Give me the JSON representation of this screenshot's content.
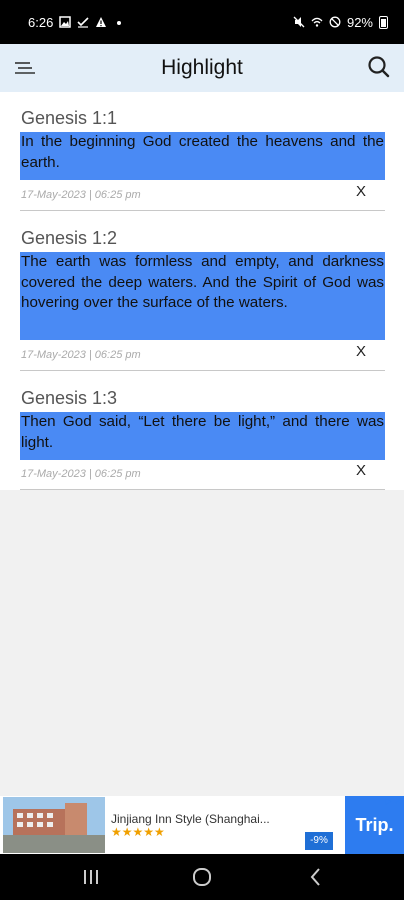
{
  "status_bar": {
    "time": "6:26",
    "battery_text": "92%",
    "icons_left": [
      "image-icon",
      "checkmark-icon",
      "warning-icon",
      "dot-icon"
    ],
    "icons_right": [
      "mute-icon",
      "wifi-icon",
      "do-not-disturb-icon",
      "battery-icon"
    ]
  },
  "app_bar": {
    "title": "Highlight",
    "menu_icon": "menu-icon",
    "search_icon": "search-icon"
  },
  "highlights": [
    {
      "reference": "Genesis 1:1",
      "text": "In the beginning God created the heavens and the earth.",
      "date": "17-May-2023 | 06:25 pm",
      "remove_label": "X"
    },
    {
      "reference": "Genesis 1:2",
      "text": "The earth was formless and empty, and darkness covered the deep waters. And the Spirit of God was hovering over the surface of the waters.",
      "date": "17-May-2023 | 06:25 pm",
      "remove_label": "X"
    },
    {
      "reference": "Genesis 1:3",
      "text": "Then God said, “Let there be light,” and there was light.",
      "date": "17-May-2023 | 06:25 pm",
      "remove_label": "X"
    }
  ],
  "highlight_color": "#4a8af4",
  "ad": {
    "title": "Jinjiang Inn Style (Shanghai...",
    "stars": "★★★★★",
    "discount": "-9%",
    "brand": "Trip."
  },
  "nav_bar": {
    "buttons": [
      "recent-apps-icon",
      "home-icon",
      "back-icon"
    ]
  }
}
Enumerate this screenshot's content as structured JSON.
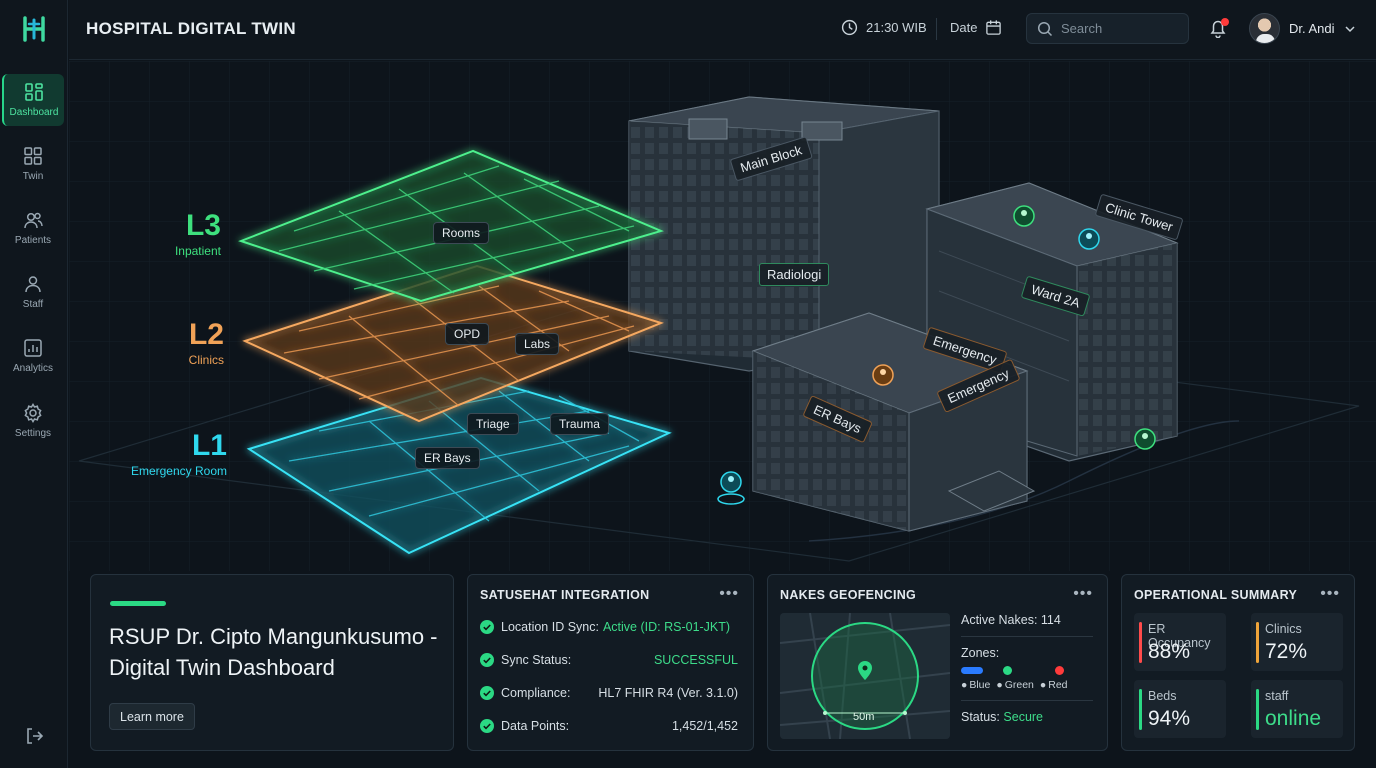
{
  "header": {
    "title": "HOSPITAL DIGITAL TWIN",
    "time": "21:30 WIB",
    "date_label": "Date",
    "search_placeholder": "Search",
    "user_name": "Dr. Andi"
  },
  "sidebar": {
    "items": [
      {
        "label": "Dashboard",
        "icon": "dashboard-icon",
        "active": true
      },
      {
        "label": "Twin",
        "icon": "twin-icon"
      },
      {
        "label": "Patients",
        "icon": "patients-icon"
      },
      {
        "label": "Staff",
        "icon": "staff-icon"
      },
      {
        "label": "Analytics",
        "icon": "analytics-icon"
      },
      {
        "label": "Settings",
        "icon": "settings-icon"
      }
    ]
  },
  "scene": {
    "levels": [
      {
        "code": "L3",
        "name": "Inpatient",
        "color": "#3ee07e"
      },
      {
        "code": "L2",
        "name": "Clinics",
        "color": "#f0a257"
      },
      {
        "code": "L1",
        "name": "Emergency Room",
        "color": "#2fd8ee"
      }
    ],
    "floor_tags": [
      "Rooms",
      "OPD",
      "Labs",
      "Triage",
      "Trauma",
      "ER Bays"
    ],
    "building_tags": [
      "Main Block",
      "Clinic Tower",
      "Radiologi",
      "Ward 2A",
      "Emergency",
      "ER Bays",
      "Emergency"
    ]
  },
  "intro_card": {
    "text": "RSUP Dr. Cipto Mangunkusumo - Digital Twin Dashboard",
    "button": "Learn more"
  },
  "satusehat": {
    "title": "SATUSEHAT INTEGRATION",
    "rows": [
      {
        "key": "Location ID Sync:",
        "value": "Active (ID: RS-01-JKT)"
      },
      {
        "key": "Sync Status:",
        "value": "SUCCESSFUL"
      },
      {
        "key": "Compliance:",
        "value": "HL7 FHIR R4 (Ver. 3.1.0)"
      },
      {
        "key": "Data Points:",
        "value": "1,452/1,452"
      }
    ]
  },
  "geofencing": {
    "title": "NAKES GEOFENCING",
    "active": "Active Nakes: 114",
    "zones_label": "Zones:",
    "zones": [
      "Blue",
      "Green",
      "Red"
    ],
    "status_label": "Status:",
    "status_value": "Secure",
    "radius": "50m",
    "zone_colors": [
      "#2a7bff",
      "#2bd984",
      "#ff3b3b"
    ]
  },
  "summary": {
    "title": "OPERATIONAL SUMMARY",
    "metrics": [
      {
        "label": "ER Occupancy",
        "value": "88%",
        "color": "#ff4b4b"
      },
      {
        "label": "Clinics",
        "value": "72%",
        "color": "#f0a53a"
      },
      {
        "label": "Beds",
        "value": "94%",
        "color": "#2bd984"
      },
      {
        "label": "staff",
        "value": "online",
        "color": "#2bd984"
      }
    ]
  }
}
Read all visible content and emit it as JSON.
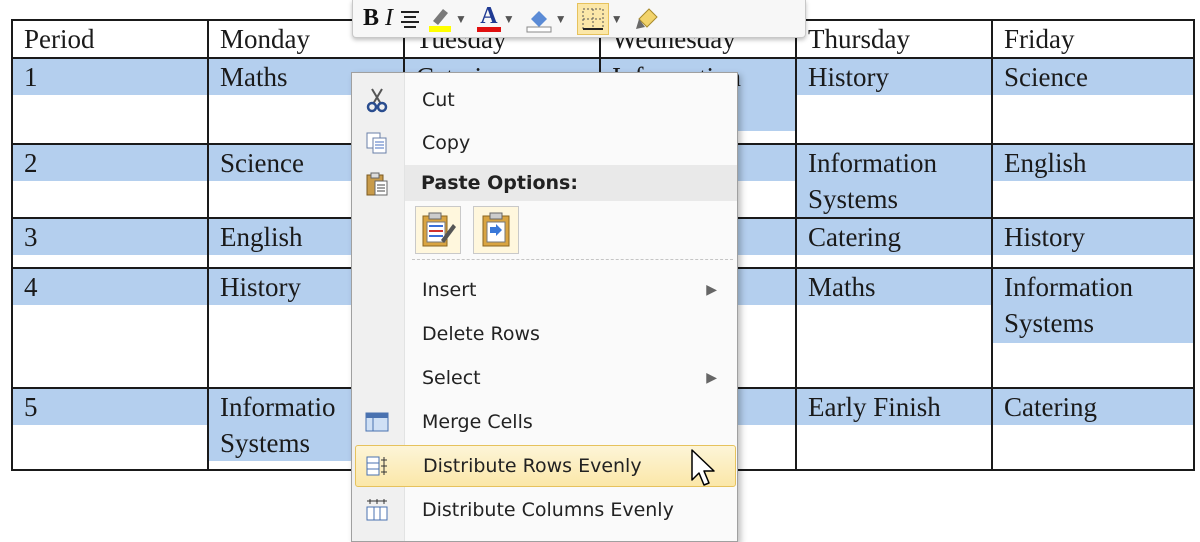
{
  "table": {
    "headers": [
      "Period",
      "Monday",
      "Tuesday",
      "Wednesday",
      "Thursday",
      "Friday"
    ],
    "rows": [
      [
        "1",
        "Maths",
        "Catering",
        "Information Systems",
        "History",
        "Science"
      ],
      [
        "2",
        "Science",
        "",
        "",
        "Information\nSystems",
        "English"
      ],
      [
        "3",
        "English",
        "",
        "",
        "Catering",
        "History"
      ],
      [
        "4",
        "History",
        "",
        "",
        "Maths",
        "Information\nSystems"
      ],
      [
        "5",
        "Informatio\nSystems",
        "",
        "",
        "Early Finish",
        "Catering"
      ]
    ]
  },
  "mini_toolbar": {
    "bold": "B",
    "italic": "I",
    "font_color_letter": "A",
    "icons": [
      "bold-icon",
      "italic-icon",
      "center-align-icon",
      "highlight-icon",
      "font-color-icon",
      "shading-icon",
      "borders-icon",
      "format-painter-icon"
    ],
    "colors": {
      "highlight": "#ffff00",
      "font_color": "#e01010"
    }
  },
  "context_menu": {
    "cut": "Cut",
    "copy": "Copy",
    "paste_options": "Paste Options:",
    "insert": "Insert",
    "delete_rows": "Delete Rows",
    "select": "Select",
    "merge_cells": "Merge Cells",
    "distribute_rows": "Distribute Rows Evenly",
    "distribute_columns": "Distribute Columns Evenly",
    "submenu_arrow": "▶"
  },
  "colors": {
    "selection": "#b4cfee",
    "hover": "#fbe7a8"
  }
}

┄┄┄┄┄┄┄┄┄┄

## AIM OF THE EXERCISE
Set the listing above down again exactly, leaving pictures out.

## RESULT OF THE TASK
Give me the JSON representation of this screenshot's content.
{
  "status_bar": {
    "time": "6:26",
    "battery_text": "92%",
    "icons_left": [
      "image-icon",
      "checkmark-icon",
      "warning-icon",
      "dot-icon"
    ],
    "icons_right": [
      "mute-icon",
      "wifi-icon",
      "do-not-disturb-icon",
      "battery-icon"
    ]
  },
  "app_bar": {
    "title": "Highlight",
    "menu_icon": "menu-icon",
    "search_icon": "search-icon"
  },
  "highlights": [
    {
      "reference": "Genesis 1:1",
      "text": "In the beginning God created the heavens and the earth.",
      "date": "17-May-2023 | 06:25 pm",
      "remove_label": "X"
    },
    {
      "reference": "Genesis 1:2",
      "text": "The earth was formless and empty, and darkness covered the deep waters. And the Spirit of God was hovering over the surface of the waters.",
      "date": "17-May-2023 | 06:25 pm",
      "remove_label": "X"
    },
    {
      "reference": "Genesis 1:3",
      "text": "Then God said, “Let there be light,” and there was light.",
      "date": "17-May-2023 | 06:25 pm",
      "remove_label": "X"
    }
  ],
  "highlight_color": "#4a8af4",
  "ad": {
    "title": "Jinjiang Inn Style (Shanghai...",
    "stars": "★★★★★",
    "discount": "-9%",
    "brand": "Trip."
  },
  "nav_bar": {
    "buttons": [
      "recent-apps-icon",
      "home-icon",
      "back-icon"
    ]
  }
}
Enumerate this screenshot's content as structured JSON.
{
  "header": {
    "title": "HOSPITAL DIGITAL TWIN",
    "time": "21:30 WIB",
    "date_label": "Date",
    "search_placeholder": "Search",
    "user_name": "Dr. Andi"
  },
  "sidebar": {
    "items": [
      {
        "label": "Dashboard",
        "icon": "dashboard-icon",
        "active": true
      },
      {
        "label": "Twin",
        "icon": "twin-icon"
      },
      {
        "label": "Patients",
        "icon": "patients-icon"
      },
      {
        "label": "Staff",
        "icon": "staff-icon"
      },
      {
        "label": "Analytics",
        "icon": "analytics-icon"
      },
      {
        "label": "Settings",
        "icon": "settings-icon"
      }
    ]
  },
  "scene": {
    "levels": [
      {
        "code": "L3",
        "name": "Inpatient",
        "color": "#3ee07e"
      },
      {
        "code": "L2",
        "name": "Clinics",
        "color": "#f0a257"
      },
      {
        "code": "L1",
        "name": "Emergency Room",
        "color": "#2fd8ee"
      }
    ],
    "floor_tags": [
      "Rooms",
      "OPD",
      "Labs",
      "Triage",
      "Trauma",
      "ER Bays"
    ],
    "building_tags": [
      "Main Block",
      "Clinic Tower",
      "Radiologi",
      "Ward 2A",
      "Emergency",
      "ER Bays",
      "Emergency"
    ]
  },
  "intro_card": {
    "text": "RSUP Dr. Cipto Mangunkusumo - Digital Twin Dashboard",
    "button": "Learn more"
  },
  "satusehat": {
    "title": "SATUSEHAT INTEGRATION",
    "rows": [
      {
        "key": "Location ID Sync:",
        "value": "Active (ID: RS-01-JKT)"
      },
      {
        "key": "Sync Status:",
        "value": "SUCCESSFUL"
      },
      {
        "key": "Compliance:",
        "value": "HL7 FHIR R4 (Ver. 3.1.0)"
      },
      {
        "key": "Data Points:",
        "value": "1,452/1,452"
      }
    ]
  },
  "geofencing": {
    "title": "NAKES GEOFENCING",
    "active": "Active Nakes: 114",
    "zones_label": "Zones:",
    "zones": [
      "Blue",
      "Green",
      "Red"
    ],
    "status_label": "Status:",
    "status_value": "Secure",
    "radius": "50m",
    "zone_colors": [
      "#2a7bff",
      "#2bd984",
      "#ff3b3b"
    ]
  },
  "summary": {
    "title": "OPERATIONAL SUMMARY",
    "metrics": [
      {
        "label": "ER Occupancy",
        "value": "88%",
        "color": "#ff4b4b"
      },
      {
        "label": "Clinics",
        "value": "72%",
        "color": "#f0a53a"
      },
      {
        "label": "Beds",
        "value": "94%",
        "color": "#2bd984"
      },
      {
        "label": "staff",
        "value": "online",
        "color": "#2bd984"
      }
    ]
  }
}
Read all visible content and emit it as JSON.
{
  "table": {
    "headers": [
      "Period",
      "Monday",
      "Tuesday",
      "Wednesday",
      "Thursday",
      "Friday"
    ],
    "rows": [
      [
        "1",
        "Maths",
        "Catering",
        "Information Systems",
        "History",
        "Science"
      ],
      [
        "2",
        "Science",
        "",
        "",
        "Information\nSystems",
        "English"
      ],
      [
        "3",
        "English",
        "",
        "",
        "Catering",
        "History"
      ],
      [
        "4",
        "History",
        "",
        "",
        "Maths",
        "Information\nSystems"
      ],
      [
        "5",
        "Informatio\nSystems",
        "",
        "",
        "Early Finish",
        "Catering"
      ]
    ]
  },
  "mini_toolbar": {
    "bold": "B",
    "italic": "I",
    "font_color_letter": "A",
    "icons": [
      "bold-icon",
      "italic-icon",
      "center-align-icon",
      "highlight-icon",
      "font-color-icon",
      "shading-icon",
      "borders-icon",
      "format-painter-icon"
    ],
    "colors": {
      "highlight": "#ffff00",
      "font_color": "#e01010"
    }
  },
  "context_menu": {
    "cut": "Cut",
    "copy": "Copy",
    "paste_options": "Paste Options:",
    "insert": "Insert",
    "delete_rows": "Delete Rows",
    "select": "Select",
    "merge_cells": "Merge Cells",
    "distribute_rows": "Distribute Rows Evenly",
    "distribute_columns": "Distribute Columns Evenly",
    "submenu_arrow": "▶"
  },
  "colors": {
    "selection": "#b4cfee",
    "hover": "#fbe7a8"
  }
}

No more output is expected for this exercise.